Exercise task. Set down each entry from the block beneath, exactly as written.
## BEGIN Dataset records
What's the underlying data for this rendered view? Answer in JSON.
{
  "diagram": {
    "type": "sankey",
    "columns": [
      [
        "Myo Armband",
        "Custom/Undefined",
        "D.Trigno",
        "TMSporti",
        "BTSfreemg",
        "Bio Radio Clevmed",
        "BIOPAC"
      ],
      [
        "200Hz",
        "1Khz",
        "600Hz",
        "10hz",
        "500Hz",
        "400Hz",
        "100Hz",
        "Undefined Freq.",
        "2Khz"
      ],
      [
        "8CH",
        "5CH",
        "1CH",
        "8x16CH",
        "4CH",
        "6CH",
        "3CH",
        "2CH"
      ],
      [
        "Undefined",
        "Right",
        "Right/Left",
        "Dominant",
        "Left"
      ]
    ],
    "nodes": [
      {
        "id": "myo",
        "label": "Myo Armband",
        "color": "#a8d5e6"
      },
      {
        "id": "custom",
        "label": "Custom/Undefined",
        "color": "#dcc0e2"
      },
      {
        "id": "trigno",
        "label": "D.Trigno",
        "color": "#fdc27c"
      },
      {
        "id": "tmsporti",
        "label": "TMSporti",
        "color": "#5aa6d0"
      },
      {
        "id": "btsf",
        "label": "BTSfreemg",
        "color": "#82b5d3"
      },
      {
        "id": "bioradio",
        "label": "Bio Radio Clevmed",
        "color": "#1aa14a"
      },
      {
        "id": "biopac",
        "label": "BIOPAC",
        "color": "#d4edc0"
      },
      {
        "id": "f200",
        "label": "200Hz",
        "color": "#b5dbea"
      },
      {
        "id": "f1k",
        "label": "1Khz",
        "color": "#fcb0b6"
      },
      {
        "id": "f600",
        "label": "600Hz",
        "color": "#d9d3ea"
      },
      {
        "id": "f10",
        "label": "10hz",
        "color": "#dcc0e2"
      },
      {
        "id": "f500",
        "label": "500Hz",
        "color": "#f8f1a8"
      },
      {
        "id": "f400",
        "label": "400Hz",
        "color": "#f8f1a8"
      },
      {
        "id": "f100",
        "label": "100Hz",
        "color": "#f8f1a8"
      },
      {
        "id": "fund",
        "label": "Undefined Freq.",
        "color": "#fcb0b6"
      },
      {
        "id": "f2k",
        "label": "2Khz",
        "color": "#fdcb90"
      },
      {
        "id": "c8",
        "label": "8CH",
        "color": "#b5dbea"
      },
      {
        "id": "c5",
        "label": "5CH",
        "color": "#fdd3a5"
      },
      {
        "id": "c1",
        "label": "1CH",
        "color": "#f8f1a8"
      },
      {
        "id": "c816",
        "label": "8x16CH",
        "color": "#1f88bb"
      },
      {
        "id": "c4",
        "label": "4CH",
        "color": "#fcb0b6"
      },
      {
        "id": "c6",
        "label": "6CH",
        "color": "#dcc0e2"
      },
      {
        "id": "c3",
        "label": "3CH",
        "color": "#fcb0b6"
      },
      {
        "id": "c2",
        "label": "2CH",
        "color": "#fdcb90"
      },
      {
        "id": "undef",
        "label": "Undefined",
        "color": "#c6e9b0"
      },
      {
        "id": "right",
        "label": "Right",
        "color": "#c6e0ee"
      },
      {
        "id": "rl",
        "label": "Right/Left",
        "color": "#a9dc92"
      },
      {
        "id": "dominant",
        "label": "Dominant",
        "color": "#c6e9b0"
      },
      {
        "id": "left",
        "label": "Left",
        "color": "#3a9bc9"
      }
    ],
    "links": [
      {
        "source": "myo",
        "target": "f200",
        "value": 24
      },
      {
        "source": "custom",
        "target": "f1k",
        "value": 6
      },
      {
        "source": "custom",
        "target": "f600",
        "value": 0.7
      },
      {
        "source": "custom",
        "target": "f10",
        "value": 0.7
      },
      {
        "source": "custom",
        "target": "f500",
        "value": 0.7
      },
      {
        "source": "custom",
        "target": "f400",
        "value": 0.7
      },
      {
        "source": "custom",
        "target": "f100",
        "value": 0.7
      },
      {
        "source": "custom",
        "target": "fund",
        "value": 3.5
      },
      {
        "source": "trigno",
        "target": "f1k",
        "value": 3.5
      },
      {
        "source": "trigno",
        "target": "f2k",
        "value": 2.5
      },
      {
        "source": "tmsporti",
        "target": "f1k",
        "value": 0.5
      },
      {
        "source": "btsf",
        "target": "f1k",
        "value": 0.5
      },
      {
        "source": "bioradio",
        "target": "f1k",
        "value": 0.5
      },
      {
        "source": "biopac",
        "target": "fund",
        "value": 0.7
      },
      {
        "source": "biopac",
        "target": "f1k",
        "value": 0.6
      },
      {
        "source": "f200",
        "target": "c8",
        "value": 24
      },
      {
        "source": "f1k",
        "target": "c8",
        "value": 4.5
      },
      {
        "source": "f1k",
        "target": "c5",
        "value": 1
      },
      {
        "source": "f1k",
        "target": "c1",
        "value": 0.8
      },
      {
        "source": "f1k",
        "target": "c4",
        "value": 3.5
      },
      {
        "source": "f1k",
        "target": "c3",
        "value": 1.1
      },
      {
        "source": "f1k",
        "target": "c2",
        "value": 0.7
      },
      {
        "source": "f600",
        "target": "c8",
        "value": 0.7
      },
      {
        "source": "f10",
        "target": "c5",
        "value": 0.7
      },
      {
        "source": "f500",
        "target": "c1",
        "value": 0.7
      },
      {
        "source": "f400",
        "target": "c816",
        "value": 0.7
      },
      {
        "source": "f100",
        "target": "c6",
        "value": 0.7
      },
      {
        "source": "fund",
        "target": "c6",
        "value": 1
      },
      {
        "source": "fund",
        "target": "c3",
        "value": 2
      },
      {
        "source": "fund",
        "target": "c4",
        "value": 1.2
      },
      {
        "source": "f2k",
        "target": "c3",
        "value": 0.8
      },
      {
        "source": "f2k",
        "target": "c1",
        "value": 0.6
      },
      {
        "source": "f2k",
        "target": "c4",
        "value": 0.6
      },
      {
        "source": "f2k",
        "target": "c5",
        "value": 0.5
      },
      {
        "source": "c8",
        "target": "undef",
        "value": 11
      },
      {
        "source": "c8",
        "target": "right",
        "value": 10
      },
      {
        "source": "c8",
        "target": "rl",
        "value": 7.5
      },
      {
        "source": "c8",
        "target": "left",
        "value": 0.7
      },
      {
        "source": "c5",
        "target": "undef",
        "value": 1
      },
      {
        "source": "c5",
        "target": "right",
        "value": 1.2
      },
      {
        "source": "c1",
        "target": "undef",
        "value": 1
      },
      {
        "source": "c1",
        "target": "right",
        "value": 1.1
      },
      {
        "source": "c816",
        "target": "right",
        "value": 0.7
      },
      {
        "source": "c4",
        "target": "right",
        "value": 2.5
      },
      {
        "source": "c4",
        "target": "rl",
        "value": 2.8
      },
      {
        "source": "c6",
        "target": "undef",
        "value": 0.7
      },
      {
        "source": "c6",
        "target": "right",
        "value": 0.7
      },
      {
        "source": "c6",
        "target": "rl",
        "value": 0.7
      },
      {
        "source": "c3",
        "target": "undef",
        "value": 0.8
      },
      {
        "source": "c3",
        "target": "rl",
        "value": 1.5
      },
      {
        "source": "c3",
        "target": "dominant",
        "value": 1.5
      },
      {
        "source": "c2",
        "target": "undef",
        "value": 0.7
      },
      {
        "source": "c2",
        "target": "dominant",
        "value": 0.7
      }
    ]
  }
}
## END Dataset records
Solution for this task.
What's the underlying data for this rendered view? Answer in JSON.
{
  "diagram": {
    "type": "sankey",
    "columns": [
      [
        "Myo Armband",
        "Custom/Undefined",
        "D.Trigno",
        "TMSporti",
        "BTSfreemg",
        "Bio Radio Clevmed",
        "BIOPAC"
      ],
      [
        "200Hz",
        "1Khz",
        "600Hz",
        "10hz",
        "500Hz",
        "400Hz",
        "100Hz",
        "Undefined Freq.",
        "2Khz"
      ],
      [
        "8CH",
        "5CH",
        "1CH",
        "8x16CH",
        "4CH",
        "6CH",
        "3CH",
        "2CH"
      ],
      [
        "Undefined",
        "Right",
        "Right/Left",
        "Dominant",
        "Left"
      ]
    ],
    "nodes": [
      {
        "id": "myo",
        "label": "Myo Armband",
        "color": "#a8d5e6"
      },
      {
        "id": "custom",
        "label": "Custom/Undefined",
        "color": "#dcc0e2"
      },
      {
        "id": "trigno",
        "label": "D.Trigno",
        "color": "#fdc27c"
      },
      {
        "id": "tmsporti",
        "label": "TMSporti",
        "color": "#5aa6d0"
      },
      {
        "id": "btsf",
        "label": "BTSfreemg",
        "color": "#82b5d3"
      },
      {
        "id": "bioradio",
        "label": "Bio Radio Clevmed",
        "color": "#1aa14a"
      },
      {
        "id": "biopac",
        "label": "BIOPAC",
        "color": "#d4edc0"
      },
      {
        "id": "f200",
        "label": "200Hz",
        "color": "#b5dbea"
      },
      {
        "id": "f1k",
        "label": "1Khz",
        "color": "#fcb0b6"
      },
      {
        "id": "f600",
        "label": "600Hz",
        "color": "#d9d3ea"
      },
      {
        "id": "f10",
        "label": "10hz",
        "color": "#dcc0e2"
      },
      {
        "id": "f500",
        "label": "500Hz",
        "color": "#f8f1a8"
      },
      {
        "id": "f400",
        "label": "400Hz",
        "color": "#f8f1a8"
      },
      {
        "id": "f100",
        "label": "100Hz",
        "color": "#f8f1a8"
      },
      {
        "id": "fund",
        "label": "Undefined Freq.",
        "color": "#fcb0b6"
      },
      {
        "id": "f2k",
        "label": "2Khz",
        "color": "#fdcb90"
      },
      {
        "id": "c8",
        "label": "8CH",
        "color": "#b5dbea"
      },
      {
        "id": "c5",
        "label": "5CH",
        "color": "#fdd3a5"
      },
      {
        "id": "c1",
        "label": "1CH",
        "color": "#f8f1a8"
      },
      {
        "id": "c816",
        "label": "8x16CH",
        "color": "#1f88bb"
      },
      {
        "id": "c4",
        "label": "4CH",
        "color": "#fcb0b6"
      },
      {
        "id": "c6",
        "label": "6CH",
        "color": "#dcc0e2"
      },
      {
        "id": "c3",
        "label": "3CH",
        "color": "#fcb0b6"
      },
      {
        "id": "c2",
        "label": "2CH",
        "color": "#fdcb90"
      },
      {
        "id": "undef",
        "label": "Undefined",
        "color": "#c6e9b0"
      },
      {
        "id": "right",
        "label": "Right",
        "color": "#c6e0ee"
      },
      {
        "id": "rl",
        "label": "Right/Left",
        "color": "#a9dc92"
      },
      {
        "id": "dominant",
        "label": "Dominant",
        "color": "#c6e9b0"
      },
      {
        "id": "left",
        "label": "Left",
        "color": "#3a9bc9"
      }
    ],
    "links": [
      {
        "source": "myo",
        "target": "f200",
        "value": 24
      },
      {
        "source": "custom",
        "target": "f1k",
        "value": 6
      },
      {
        "source": "custom",
        "target": "f600",
        "value": 0.7
      },
      {
        "source": "custom",
        "target": "f10",
        "value": 0.7
      },
      {
        "source": "custom",
        "target": "f500",
        "value": 0.7
      },
      {
        "source": "custom",
        "target": "f400",
        "value": 0.7
      },
      {
        "source": "custom",
        "target": "f100",
        "value": 0.7
      },
      {
        "source": "custom",
        "target": "fund",
        "value": 3.5
      },
      {
        "source": "trigno",
        "target": "f1k",
        "value": 3.5
      },
      {
        "source": "trigno",
        "target": "f2k",
        "value": 2.5
      },
      {
        "source": "tmsporti",
        "target": "f1k",
        "value": 0.5
      },
      {
        "source": "btsf",
        "target": "f1k",
        "value": 0.5
      },
      {
        "source": "bioradio",
        "target": "f1k",
        "value": 0.5
      },
      {
        "source": "biopac",
        "target": "fund",
        "value": 0.7
      },
      {
        "source": "biopac",
        "target": "f1k",
        "value": 0.6
      },
      {
        "source": "f200",
        "target": "c8",
        "value": 24
      },
      {
        "source": "f1k",
        "target": "c8",
        "value": 4.5
      },
      {
        "source": "f1k",
        "target": "c5",
        "value": 1
      },
      {
        "source": "f1k",
        "target": "c1",
        "value": 0.8
      },
      {
        "source": "f1k",
        "target": "c4",
        "value": 3.5
      },
      {
        "source": "f1k",
        "target": "c3",
        "value": 1.1
      },
      {
        "source": "f1k",
        "target": "c2",
        "value": 0.7
      },
      {
        "source": "f600",
        "target": "c8",
        "value": 0.7
      },
      {
        "source": "f10",
        "target": "c5",
        "value": 0.7
      },
      {
        "source": "f500",
        "target": "c1",
        "value": 0.7
      },
      {
        "source": "f400",
        "target": "c816",
        "value": 0.7
      },
      {
        "source": "f100",
        "target": "c6",
        "value": 0.7
      },
      {
        "source": "fund",
        "target": "c6",
        "value": 1
      },
      {
        "source": "fund",
        "target": "c3",
        "value": 2
      },
      {
        "source": "fund",
        "target": "c4",
        "value": 1.2
      },
      {
        "source": "f2k",
        "target": "c3",
        "value": 0.8
      },
      {
        "source": "f2k",
        "target": "c1",
        "value": 0.6
      },
      {
        "source": "f2k",
        "target": "c4",
        "value": 0.6
      },
      {
        "source": "f2k",
        "target": "c5",
        "value": 0.5
      },
      {
        "source": "c8",
        "target": "undef",
        "value": 11
      },
      {
        "source": "c8",
        "target": "right",
        "value": 10
      },
      {
        "source": "c8",
        "target": "rl",
        "value": 7.5
      },
      {
        "source": "c8",
        "target": "left",
        "value": 0.7
      },
      {
        "source": "c5",
        "target": "undef",
        "value": 1
      },
      {
        "source": "c5",
        "target": "right",
        "value": 1.2
      },
      {
        "source": "c1",
        "target": "undef",
        "value": 1
      },
      {
        "source": "c1",
        "target": "right",
        "value": 1.1
      },
      {
        "source": "c816",
        "target": "right",
        "value": 0.7
      },
      {
        "source": "c4",
        "target": "right",
        "value": 2.5
      },
      {
        "source": "c4",
        "target": "rl",
        "value": 2.8
      },
      {
        "source": "c6",
        "target": "undef",
        "value": 0.7
      },
      {
        "source": "c6",
        "target": "right",
        "value": 0.7
      },
      {
        "source": "c6",
        "target": "rl",
        "value": 0.7
      },
      {
        "source": "c3",
        "target": "undef",
        "value": 0.8
      },
      {
        "source": "c3",
        "target": "rl",
        "value": 1.5
      },
      {
        "source": "c3",
        "target": "dominant",
        "value": 1.5
      },
      {
        "source": "c2",
        "target": "undef",
        "value": 0.7
      },
      {
        "source": "c2",
        "target": "dominant",
        "value": 0.7
      }
    ]
  }
}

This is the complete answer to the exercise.